• Your objective: Format the rows as a Markdown table with the columns No. and Line, starting at the first row and stopping after the row that contains "data-point-2020: [879, 604, 883, 608]". Number each row and omit any blank lines.

━━━━━ Stored records

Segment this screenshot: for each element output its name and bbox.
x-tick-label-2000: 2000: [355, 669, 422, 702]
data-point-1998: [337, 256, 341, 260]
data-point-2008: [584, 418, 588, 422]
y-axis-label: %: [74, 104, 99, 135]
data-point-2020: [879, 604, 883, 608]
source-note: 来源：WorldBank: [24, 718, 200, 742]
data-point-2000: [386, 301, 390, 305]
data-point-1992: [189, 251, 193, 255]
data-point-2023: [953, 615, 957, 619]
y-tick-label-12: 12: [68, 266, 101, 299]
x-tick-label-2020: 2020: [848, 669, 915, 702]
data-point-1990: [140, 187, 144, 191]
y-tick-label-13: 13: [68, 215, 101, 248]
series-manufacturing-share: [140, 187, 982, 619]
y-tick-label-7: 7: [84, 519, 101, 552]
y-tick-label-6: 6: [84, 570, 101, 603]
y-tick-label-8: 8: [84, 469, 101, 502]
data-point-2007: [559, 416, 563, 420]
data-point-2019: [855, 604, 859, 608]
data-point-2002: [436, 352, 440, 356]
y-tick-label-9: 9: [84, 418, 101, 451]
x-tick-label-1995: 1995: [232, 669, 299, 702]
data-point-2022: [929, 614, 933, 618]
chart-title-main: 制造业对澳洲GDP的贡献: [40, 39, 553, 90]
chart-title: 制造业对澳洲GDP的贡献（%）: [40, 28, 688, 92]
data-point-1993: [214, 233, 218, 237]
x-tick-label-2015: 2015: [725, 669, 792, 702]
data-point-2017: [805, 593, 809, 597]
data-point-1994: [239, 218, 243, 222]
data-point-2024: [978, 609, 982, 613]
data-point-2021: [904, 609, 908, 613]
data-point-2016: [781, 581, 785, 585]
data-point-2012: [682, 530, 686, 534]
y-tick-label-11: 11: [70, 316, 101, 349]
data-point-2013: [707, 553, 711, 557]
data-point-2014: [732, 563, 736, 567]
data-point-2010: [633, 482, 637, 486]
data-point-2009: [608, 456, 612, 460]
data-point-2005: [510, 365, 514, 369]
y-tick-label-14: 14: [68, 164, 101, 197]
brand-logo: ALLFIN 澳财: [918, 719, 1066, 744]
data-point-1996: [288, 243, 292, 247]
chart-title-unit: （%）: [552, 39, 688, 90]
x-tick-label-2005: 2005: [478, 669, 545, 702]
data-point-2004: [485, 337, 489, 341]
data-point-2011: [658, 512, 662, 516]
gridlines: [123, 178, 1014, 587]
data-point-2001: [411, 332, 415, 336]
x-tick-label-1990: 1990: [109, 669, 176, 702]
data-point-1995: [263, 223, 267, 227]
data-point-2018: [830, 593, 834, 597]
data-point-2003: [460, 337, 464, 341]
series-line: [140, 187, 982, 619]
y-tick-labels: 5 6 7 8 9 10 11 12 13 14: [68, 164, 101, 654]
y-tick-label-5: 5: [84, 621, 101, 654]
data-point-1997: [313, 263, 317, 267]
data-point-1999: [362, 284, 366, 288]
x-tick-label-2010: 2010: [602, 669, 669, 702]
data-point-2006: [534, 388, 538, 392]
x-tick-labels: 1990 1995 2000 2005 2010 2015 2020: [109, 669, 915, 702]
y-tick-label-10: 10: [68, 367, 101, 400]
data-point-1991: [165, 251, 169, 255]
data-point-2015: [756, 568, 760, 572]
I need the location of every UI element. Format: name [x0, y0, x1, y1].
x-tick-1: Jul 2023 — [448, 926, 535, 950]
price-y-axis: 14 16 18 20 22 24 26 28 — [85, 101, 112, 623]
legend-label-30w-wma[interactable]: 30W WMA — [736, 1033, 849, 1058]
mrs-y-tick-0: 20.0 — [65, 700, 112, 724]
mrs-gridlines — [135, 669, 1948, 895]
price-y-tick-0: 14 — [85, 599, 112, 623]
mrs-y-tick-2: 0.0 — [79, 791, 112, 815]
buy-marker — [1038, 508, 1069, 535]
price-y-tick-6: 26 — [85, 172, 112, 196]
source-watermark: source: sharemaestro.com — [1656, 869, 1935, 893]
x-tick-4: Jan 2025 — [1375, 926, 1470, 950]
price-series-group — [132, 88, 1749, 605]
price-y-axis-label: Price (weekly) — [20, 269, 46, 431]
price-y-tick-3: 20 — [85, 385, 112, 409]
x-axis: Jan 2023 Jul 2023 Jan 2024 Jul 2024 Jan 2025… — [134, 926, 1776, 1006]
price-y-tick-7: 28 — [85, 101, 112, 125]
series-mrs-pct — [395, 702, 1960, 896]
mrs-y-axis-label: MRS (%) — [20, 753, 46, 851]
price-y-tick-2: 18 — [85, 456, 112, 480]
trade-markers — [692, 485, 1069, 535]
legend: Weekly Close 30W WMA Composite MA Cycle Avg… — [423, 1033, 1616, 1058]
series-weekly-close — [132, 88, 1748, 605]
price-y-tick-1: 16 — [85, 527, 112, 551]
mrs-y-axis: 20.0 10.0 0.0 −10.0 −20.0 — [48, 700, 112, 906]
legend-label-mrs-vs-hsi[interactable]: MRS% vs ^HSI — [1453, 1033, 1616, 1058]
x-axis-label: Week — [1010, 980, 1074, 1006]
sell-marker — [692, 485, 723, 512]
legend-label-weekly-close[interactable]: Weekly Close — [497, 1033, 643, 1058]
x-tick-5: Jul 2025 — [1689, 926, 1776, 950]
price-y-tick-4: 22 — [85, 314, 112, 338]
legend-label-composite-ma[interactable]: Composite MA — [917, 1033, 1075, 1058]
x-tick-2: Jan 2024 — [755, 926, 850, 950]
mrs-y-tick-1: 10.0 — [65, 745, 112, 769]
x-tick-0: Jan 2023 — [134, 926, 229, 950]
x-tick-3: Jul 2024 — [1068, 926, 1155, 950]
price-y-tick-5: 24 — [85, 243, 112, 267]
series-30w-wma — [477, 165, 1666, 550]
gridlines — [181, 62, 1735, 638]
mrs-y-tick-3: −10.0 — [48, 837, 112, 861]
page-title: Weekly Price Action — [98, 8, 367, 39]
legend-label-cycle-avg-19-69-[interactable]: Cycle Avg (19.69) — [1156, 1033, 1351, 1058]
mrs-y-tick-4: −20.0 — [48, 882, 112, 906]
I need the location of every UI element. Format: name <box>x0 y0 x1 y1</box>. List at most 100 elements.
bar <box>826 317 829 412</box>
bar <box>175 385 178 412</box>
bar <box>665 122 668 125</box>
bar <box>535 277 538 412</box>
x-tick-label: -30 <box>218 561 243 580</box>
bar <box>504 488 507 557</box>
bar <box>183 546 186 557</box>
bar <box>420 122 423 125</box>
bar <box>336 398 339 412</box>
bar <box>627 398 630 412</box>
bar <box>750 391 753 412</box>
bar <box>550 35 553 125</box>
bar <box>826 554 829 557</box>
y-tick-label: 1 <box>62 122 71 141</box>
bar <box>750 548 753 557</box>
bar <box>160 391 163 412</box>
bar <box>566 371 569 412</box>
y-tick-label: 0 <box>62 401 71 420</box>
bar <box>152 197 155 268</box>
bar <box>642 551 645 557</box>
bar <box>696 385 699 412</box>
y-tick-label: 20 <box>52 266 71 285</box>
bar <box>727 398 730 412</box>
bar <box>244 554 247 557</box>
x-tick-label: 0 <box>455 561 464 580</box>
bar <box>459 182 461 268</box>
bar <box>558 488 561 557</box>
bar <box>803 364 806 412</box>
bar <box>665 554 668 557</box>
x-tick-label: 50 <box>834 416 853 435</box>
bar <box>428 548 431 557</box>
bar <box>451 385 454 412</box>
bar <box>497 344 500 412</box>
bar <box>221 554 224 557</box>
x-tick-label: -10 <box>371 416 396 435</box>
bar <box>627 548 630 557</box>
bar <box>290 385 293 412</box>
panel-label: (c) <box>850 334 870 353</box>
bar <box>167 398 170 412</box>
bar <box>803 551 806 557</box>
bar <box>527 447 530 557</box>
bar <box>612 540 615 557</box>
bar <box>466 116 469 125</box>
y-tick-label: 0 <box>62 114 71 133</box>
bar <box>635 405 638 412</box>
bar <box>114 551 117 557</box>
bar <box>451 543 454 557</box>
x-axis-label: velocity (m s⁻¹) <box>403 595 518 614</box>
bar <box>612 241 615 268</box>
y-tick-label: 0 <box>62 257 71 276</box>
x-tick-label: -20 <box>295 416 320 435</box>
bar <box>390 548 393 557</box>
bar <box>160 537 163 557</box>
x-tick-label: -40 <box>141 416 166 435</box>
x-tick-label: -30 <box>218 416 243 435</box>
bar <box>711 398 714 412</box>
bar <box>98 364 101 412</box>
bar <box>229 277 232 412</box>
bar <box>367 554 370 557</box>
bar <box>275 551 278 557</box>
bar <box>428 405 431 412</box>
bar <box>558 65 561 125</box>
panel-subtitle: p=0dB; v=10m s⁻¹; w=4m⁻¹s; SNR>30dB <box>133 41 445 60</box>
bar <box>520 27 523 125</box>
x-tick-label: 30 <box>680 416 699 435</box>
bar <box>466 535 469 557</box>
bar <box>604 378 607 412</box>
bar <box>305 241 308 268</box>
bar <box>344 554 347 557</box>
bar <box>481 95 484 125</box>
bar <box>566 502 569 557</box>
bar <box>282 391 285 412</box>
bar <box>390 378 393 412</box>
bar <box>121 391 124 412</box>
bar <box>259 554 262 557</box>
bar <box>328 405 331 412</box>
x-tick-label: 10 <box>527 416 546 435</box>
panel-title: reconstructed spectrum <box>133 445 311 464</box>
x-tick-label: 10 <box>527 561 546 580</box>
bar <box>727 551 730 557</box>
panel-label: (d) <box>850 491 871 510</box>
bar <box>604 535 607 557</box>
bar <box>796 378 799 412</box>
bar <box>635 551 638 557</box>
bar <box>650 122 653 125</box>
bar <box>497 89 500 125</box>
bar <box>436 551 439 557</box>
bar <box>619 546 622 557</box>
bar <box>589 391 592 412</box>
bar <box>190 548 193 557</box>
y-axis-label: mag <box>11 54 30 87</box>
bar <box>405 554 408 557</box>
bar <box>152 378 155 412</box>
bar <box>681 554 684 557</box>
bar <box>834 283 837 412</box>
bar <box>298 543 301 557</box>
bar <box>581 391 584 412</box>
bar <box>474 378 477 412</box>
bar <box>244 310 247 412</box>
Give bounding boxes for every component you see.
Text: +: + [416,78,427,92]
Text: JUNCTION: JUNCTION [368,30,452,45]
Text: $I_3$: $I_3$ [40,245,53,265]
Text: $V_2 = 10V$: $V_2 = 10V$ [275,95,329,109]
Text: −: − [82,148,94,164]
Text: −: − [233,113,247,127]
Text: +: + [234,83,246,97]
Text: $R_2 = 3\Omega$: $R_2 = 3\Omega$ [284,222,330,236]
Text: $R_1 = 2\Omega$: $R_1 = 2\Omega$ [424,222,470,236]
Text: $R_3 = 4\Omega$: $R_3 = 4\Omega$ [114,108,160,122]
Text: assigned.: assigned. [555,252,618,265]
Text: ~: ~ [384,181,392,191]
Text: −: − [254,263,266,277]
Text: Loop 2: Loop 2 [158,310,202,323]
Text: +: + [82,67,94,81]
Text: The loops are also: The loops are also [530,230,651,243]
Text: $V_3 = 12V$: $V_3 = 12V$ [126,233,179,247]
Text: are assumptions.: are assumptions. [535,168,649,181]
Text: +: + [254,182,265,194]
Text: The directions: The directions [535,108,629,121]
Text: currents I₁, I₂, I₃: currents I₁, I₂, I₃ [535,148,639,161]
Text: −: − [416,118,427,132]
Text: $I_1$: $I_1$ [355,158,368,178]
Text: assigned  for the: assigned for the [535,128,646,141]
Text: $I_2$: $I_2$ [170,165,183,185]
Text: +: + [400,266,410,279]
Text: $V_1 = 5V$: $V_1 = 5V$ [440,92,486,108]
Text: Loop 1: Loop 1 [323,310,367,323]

━━━━━━━━━━

• Exercise result:
| No. | Line |
|---|---|
| 1 | Segment this screenshot: for each element output its name and bbox. |
| 2 | x-tick-label-2000: 2000: [355, 669, 422, 702] |
| 3 | data-point-1998: [337, 256, 341, 260] |
| 4 | data-point-2008: [584, 418, 588, 422] |
| 5 | y-axis-label: %: [74, 104, 99, 135] |
| 6 | data-point-2020: [879, 604, 883, 608] |